Task prompt
Please restate the lines shown below exactly, every one of them.

Stored items

───

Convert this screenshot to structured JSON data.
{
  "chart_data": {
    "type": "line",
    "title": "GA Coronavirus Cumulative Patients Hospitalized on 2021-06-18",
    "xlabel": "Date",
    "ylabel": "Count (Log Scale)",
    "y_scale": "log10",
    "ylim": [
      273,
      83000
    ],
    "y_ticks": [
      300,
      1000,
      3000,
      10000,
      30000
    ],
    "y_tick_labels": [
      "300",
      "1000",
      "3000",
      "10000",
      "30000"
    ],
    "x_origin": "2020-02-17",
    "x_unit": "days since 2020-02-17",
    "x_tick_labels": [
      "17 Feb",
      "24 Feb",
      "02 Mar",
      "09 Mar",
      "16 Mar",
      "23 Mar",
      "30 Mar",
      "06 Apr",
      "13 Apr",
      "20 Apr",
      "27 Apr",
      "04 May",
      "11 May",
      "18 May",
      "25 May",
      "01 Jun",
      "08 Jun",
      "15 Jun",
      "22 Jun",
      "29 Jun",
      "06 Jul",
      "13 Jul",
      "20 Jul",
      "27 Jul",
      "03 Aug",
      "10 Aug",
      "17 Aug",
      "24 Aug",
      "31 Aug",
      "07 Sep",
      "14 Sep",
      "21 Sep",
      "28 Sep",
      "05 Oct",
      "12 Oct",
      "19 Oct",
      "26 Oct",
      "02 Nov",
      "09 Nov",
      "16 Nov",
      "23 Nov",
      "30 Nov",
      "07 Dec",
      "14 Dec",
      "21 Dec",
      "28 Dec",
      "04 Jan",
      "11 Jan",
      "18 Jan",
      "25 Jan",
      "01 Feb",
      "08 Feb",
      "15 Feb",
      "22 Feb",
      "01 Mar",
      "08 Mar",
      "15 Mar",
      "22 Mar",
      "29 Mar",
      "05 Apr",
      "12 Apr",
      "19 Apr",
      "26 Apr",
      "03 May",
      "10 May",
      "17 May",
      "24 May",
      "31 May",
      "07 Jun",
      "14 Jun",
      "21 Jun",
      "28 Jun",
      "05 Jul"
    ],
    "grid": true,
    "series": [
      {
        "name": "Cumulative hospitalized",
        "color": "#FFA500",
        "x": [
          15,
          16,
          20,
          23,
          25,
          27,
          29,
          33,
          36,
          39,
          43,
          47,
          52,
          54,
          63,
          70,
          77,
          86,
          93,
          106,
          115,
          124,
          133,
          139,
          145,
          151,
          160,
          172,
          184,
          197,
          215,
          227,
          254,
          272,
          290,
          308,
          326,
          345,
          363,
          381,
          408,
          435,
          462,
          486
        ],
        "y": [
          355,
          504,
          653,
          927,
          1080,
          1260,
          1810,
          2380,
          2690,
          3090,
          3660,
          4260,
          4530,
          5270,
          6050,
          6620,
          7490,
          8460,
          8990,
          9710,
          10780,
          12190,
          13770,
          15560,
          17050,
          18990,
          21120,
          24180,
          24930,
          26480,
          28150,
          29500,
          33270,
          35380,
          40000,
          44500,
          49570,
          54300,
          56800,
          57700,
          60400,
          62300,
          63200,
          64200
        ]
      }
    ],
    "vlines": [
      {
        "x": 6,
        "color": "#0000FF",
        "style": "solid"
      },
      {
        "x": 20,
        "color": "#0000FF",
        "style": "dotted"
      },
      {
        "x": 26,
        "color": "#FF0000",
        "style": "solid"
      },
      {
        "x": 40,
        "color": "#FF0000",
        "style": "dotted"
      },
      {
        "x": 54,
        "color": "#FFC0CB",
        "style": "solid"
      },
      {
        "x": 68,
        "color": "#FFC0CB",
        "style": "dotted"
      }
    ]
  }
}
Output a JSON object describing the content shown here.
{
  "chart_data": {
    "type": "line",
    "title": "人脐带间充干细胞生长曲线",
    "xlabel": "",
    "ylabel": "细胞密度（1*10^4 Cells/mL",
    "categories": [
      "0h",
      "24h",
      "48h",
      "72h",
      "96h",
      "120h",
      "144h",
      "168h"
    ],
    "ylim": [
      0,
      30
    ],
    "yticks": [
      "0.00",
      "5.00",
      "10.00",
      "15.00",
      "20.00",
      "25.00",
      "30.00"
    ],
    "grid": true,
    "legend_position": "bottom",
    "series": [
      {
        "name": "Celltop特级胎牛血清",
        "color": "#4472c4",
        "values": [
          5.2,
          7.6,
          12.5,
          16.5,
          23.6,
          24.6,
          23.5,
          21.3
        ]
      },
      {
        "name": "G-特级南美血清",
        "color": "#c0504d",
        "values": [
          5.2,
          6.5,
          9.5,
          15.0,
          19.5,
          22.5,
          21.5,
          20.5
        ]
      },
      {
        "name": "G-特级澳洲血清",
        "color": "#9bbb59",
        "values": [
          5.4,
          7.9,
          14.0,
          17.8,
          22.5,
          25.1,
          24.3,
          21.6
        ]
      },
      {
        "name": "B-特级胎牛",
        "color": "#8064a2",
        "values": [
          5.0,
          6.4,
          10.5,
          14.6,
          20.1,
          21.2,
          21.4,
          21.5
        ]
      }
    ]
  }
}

───

Completed exercise
Convert this screenshot to structured JSON data.
{
  "chart_data": {
    "type": "line",
    "title": "GA Coronavirus Cumulative Patients Hospitalized on 2021-06-18",
    "xlabel": "Date",
    "ylabel": "Count (Log Scale)",
    "y_scale": "log10",
    "ylim": [
      273,
      83000
    ],
    "y_ticks": [
      300,
      1000,
      3000,
      10000,
      30000
    ],
    "y_tick_labels": [
      "300",
      "1000",
      "3000",
      "10000",
      "30000"
    ],
    "x_origin": "2020-02-17",
    "x_unit": "days since 2020-02-17",
    "x_tick_labels": [
      "17 Feb",
      "24 Feb",
      "02 Mar",
      "09 Mar",
      "16 Mar",
      "23 Mar",
      "30 Mar",
      "06 Apr",
      "13 Apr",
      "20 Apr",
      "27 Apr",
      "04 May",
      "11 May",
      "18 May",
      "25 May",
      "01 Jun",
      "08 Jun",
      "15 Jun",
      "22 Jun",
      "29 Jun",
      "06 Jul",
      "13 Jul",
      "20 Jul",
      "27 Jul",
      "03 Aug",
      "10 Aug",
      "17 Aug",
      "24 Aug",
      "31 Aug",
      "07 Sep",
      "14 Sep",
      "21 Sep",
      "28 Sep",
      "05 Oct",
      "12 Oct",
      "19 Oct",
      "26 Oct",
      "02 Nov",
      "09 Nov",
      "16 Nov",
      "23 Nov",
      "30 Nov",
      "07 Dec",
      "14 Dec",
      "21 Dec",
      "28 Dec",
      "04 Jan",
      "11 Jan",
      "18 Jan",
      "25 Jan",
      "01 Feb",
      "08 Feb",
      "15 Feb",
      "22 Feb",
      "01 Mar",
      "08 Mar",
      "15 Mar",
      "22 Mar",
      "29 Mar",
      "05 Apr",
      "12 Apr",
      "19 Apr",
      "26 Apr",
      "03 May",
      "10 May",
      "17 May",
      "24 May",
      "31 May",
      "07 Jun",
      "14 Jun",
      "21 Jun",
      "28 Jun",
      "05 Jul"
    ],
    "grid": true,
    "series": [
      {
        "name": "Cumulative hospitalized",
        "color": "#FFA500",
        "x": [
          15,
          16,
          20,
          23,
          25,
          27,
          29,
          33,
          36,
          39,
          43,
          47,
          52,
          54,
          63,
          70,
          77,
          86,
          93,
          106,
          115,
          124,
          133,
          139,
          145,
          151,
          160,
          172,
          184,
          197,
          215,
          227,
          254,
          272,
          290,
          308,
          326,
          345,
          363,
          381,
          408,
          435,
          462,
          486
        ],
        "y": [
          355,
          504,
          653,
          927,
          1080,
          1260,
          1810,
          2380,
          2690,
          3090,
          3660,
          4260,
          4530,
          5270,
          6050,
          6620,
          7490,
          8460,
          8990,
          9710,
          10780,
          12190,
          13770,
          15560,
          17050,
          18990,
          21120,
          24180,
          24930,
          26480,
          28150,
          29500,
          33270,
          35380,
          40000,
          44500,
          49570,
          54300,
          56800,
          57700,
          60400,
          62300,
          63200,
          64200
        ]
      }
    ],
    "vlines": [
      {
        "x": 6,
        "color": "#0000FF",
        "style": "solid"
      },
      {
        "x": 20,
        "color": "#0000FF",
        "style": "dotted"
      },
      {
        "x": 26,
        "color": "#FF0000",
        "style": "solid"
      },
      {
        "x": 40,
        "color": "#FF0000",
        "style": "dotted"
      },
      {
        "x": 54,
        "color": "#FFC0CB",
        "style": "solid"
      },
      {
        "x": 68,
        "color": "#FFC0CB",
        "style": "dotted"
      }
    ]
  }
}
Output a JSON object describing the content shown here.
{
  "chart_data": {
    "type": "line",
    "title": "人脐带间充干细胞生长曲线",
    "xlabel": "",
    "ylabel": "细胞密度（1*10^4 Cells/mL",
    "categories": [
      "0h",
      "24h",
      "48h",
      "72h",
      "96h",
      "120h",
      "144h",
      "168h"
    ],
    "ylim": [
      0,
      30
    ],
    "yticks": [
      "0.00",
      "5.00",
      "10.00",
      "15.00",
      "20.00",
      "25.00",
      "30.00"
    ],
    "grid": true,
    "legend_position": "bottom",
    "series": [
      {
        "name": "Celltop特级胎牛血清",
        "color": "#4472c4",
        "values": [
          5.2,
          7.6,
          12.5,
          16.5,
          23.6,
          24.6,
          23.5,
          21.3
        ]
      },
      {
        "name": "G-特级南美血清",
        "color": "#c0504d",
        "values": [
          5.2,
          6.5,
          9.5,
          15.0,
          19.5,
          22.5,
          21.5,
          20.5
        ]
      },
      {
        "name": "G-特级澳洲血清",
        "color": "#9bbb59",
        "values": [
          5.4,
          7.9,
          14.0,
          17.8,
          22.5,
          25.1,
          24.3,
          21.6
        ]
      },
      {
        "name": "B-特级胎牛",
        "color": "#8064a2",
        "values": [
          5.0,
          6.4,
          10.5,
          14.6,
          20.1,
          21.2,
          21.4,
          21.5
        ]
      }
    ]
  }
}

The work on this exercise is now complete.